*WORKING DATA:*
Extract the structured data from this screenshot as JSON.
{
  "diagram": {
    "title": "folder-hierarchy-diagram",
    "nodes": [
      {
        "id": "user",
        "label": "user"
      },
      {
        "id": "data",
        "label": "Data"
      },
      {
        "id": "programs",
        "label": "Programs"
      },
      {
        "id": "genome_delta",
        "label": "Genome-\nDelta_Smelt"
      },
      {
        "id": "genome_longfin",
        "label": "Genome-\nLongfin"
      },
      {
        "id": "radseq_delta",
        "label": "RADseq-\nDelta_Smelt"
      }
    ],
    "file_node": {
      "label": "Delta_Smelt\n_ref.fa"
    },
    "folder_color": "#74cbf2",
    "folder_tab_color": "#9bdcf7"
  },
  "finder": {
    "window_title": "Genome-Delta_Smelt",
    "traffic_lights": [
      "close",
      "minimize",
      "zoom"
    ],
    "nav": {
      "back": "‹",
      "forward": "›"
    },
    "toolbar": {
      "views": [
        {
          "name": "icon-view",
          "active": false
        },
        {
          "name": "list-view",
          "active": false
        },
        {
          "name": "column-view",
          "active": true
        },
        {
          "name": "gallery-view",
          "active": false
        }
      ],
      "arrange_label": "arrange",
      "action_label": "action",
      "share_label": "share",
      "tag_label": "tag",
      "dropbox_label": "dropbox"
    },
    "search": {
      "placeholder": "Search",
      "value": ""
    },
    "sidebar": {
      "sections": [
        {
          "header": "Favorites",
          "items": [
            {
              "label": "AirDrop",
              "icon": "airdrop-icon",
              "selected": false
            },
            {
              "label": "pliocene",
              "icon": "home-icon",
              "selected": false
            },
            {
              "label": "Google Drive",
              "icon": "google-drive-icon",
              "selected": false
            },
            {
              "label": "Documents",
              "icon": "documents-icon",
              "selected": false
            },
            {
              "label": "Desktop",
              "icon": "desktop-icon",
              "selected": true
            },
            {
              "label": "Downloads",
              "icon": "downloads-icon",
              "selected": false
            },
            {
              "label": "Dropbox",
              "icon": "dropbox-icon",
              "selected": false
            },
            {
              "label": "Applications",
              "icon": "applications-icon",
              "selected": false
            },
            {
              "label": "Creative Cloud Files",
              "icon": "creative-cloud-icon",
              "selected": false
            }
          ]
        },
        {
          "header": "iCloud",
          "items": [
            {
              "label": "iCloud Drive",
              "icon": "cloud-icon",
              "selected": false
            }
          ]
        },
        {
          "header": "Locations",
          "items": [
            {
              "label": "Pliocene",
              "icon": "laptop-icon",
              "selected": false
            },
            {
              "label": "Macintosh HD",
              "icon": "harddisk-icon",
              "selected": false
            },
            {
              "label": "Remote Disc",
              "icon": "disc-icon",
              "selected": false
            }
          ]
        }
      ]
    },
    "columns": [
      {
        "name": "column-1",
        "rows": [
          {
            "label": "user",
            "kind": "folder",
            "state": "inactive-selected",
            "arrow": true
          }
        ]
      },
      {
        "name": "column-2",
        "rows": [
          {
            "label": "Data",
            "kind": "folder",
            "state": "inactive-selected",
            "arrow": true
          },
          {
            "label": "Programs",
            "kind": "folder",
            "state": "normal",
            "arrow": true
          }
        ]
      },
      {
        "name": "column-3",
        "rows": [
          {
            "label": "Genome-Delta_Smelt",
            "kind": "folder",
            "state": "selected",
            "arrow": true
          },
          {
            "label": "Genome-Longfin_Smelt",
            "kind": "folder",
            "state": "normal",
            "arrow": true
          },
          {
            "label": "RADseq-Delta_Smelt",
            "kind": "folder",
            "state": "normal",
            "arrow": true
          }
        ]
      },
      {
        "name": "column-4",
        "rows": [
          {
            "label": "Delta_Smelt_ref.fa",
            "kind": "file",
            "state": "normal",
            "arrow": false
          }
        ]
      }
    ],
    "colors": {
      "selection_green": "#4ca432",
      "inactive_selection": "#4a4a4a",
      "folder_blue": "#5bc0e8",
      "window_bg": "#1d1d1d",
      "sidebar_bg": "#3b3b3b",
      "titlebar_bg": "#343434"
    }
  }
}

*WHAT NEEDS TO BE DONE:* Every line of the data should be copied exactly.

*EXPECTED ANSWER:*
Extract the structured data from this screenshot as JSON.
{
  "diagram": {
    "title": "folder-hierarchy-diagram",
    "nodes": [
      {
        "id": "user",
        "label": "user"
      },
      {
        "id": "data",
        "label": "Data"
      },
      {
        "id": "programs",
        "label": "Programs"
      },
      {
        "id": "genome_delta",
        "label": "Genome-\nDelta_Smelt"
      },
      {
        "id": "genome_longfin",
        "label": "Genome-\nLongfin"
      },
      {
        "id": "radseq_delta",
        "label": "RADseq-\nDelta_Smelt"
      }
    ],
    "file_node": {
      "label": "Delta_Smelt\n_ref.fa"
    },
    "folder_color": "#74cbf2",
    "folder_tab_color": "#9bdcf7"
  },
  "finder": {
    "window_title": "Genome-Delta_Smelt",
    "traffic_lights": [
      "close",
      "minimize",
      "zoom"
    ],
    "nav": {
      "back": "‹",
      "forward": "›"
    },
    "toolbar": {
      "views": [
        {
          "name": "icon-view",
          "active": false
        },
        {
          "name": "list-view",
          "active": false
        },
        {
          "name": "column-view",
          "active": true
        },
        {
          "name": "gallery-view",
          "active": false
        }
      ],
      "arrange_label": "arrange",
      "action_label": "action",
      "share_label": "share",
      "tag_label": "tag",
      "dropbox_label": "dropbox"
    },
    "search": {
      "placeholder": "Search",
      "value": ""
    },
    "sidebar": {
      "sections": [
        {
          "header": "Favorites",
          "items": [
            {
              "label": "AirDrop",
              "icon": "airdrop-icon",
              "selected": false
            },
            {
              "label": "pliocene",
              "icon": "home-icon",
              "selected": false
            },
            {
              "label": "Google Drive",
              "icon": "google-drive-icon",
              "selected": false
            },
            {
              "label": "Documents",
              "icon": "documents-icon",
              "selected": false
            },
            {
              "label": "Desktop",
              "icon": "desktop-icon",
              "selected": true
            },
            {
              "label": "Downloads",
              "icon": "downloads-icon",
              "selected": false
            },
            {
              "label": "Dropbox",
              "icon": "dropbox-icon",
              "selected": false
            },
            {
              "label": "Applications",
              "icon": "applications-icon",
              "selected": false
            },
            {
              "label": "Creative Cloud Files",
              "icon": "creative-cloud-icon",
              "selected": false
            }
          ]
        },
        {
          "header": "iCloud",
          "items": [
            {
              "label": "iCloud Drive",
              "icon": "cloud-icon",
              "selected": false
            }
          ]
        },
        {
          "header": "Locations",
          "items": [
            {
              "label": "Pliocene",
              "icon": "laptop-icon",
              "selected": false
            },
            {
              "label": "Macintosh HD",
              "icon": "harddisk-icon",
              "selected": false
            },
            {
              "label": "Remote Disc",
              "icon": "disc-icon",
              "selected": false
            }
          ]
        }
      ]
    },
    "columns": [
      {
        "name": "column-1",
        "rows": [
          {
            "label": "user",
            "kind": "folder",
            "state": "inactive-selected",
            "arrow": true
          }
        ]
      },
      {
        "name": "column-2",
        "rows": [
          {
            "label": "Data",
            "kind": "folder",
            "state": "inactive-selected",
            "arrow": true
          },
          {
            "label": "Programs",
            "kind": "folder",
            "state": "normal",
            "arrow": true
          }
        ]
      },
      {
        "name": "column-3",
        "rows": [
          {
            "label": "Genome-Delta_Smelt",
            "kind": "folder",
            "state": "selected",
            "arrow": true
          },
          {
            "label": "Genome-Longfin_Smelt",
            "kind": "folder",
            "state": "normal",
            "arrow": true
          },
          {
            "label": "RADseq-Delta_Smelt",
            "kind": "folder",
            "state": "normal",
            "arrow": true
          }
        ]
      },
      {
        "name": "column-4",
        "rows": [
          {
            "label": "Delta_Smelt_ref.fa",
            "kind": "file",
            "state": "normal",
            "arrow": false
          }
        ]
      }
    ],
    "colors": {
      "selection_green": "#4ca432",
      "inactive_selection": "#4a4a4a",
      "folder_blue": "#5bc0e8",
      "window_bg": "#1d1d1d",
      "sidebar_bg": "#3b3b3b",
      "titlebar_bg": "#343434"
    }
  }
}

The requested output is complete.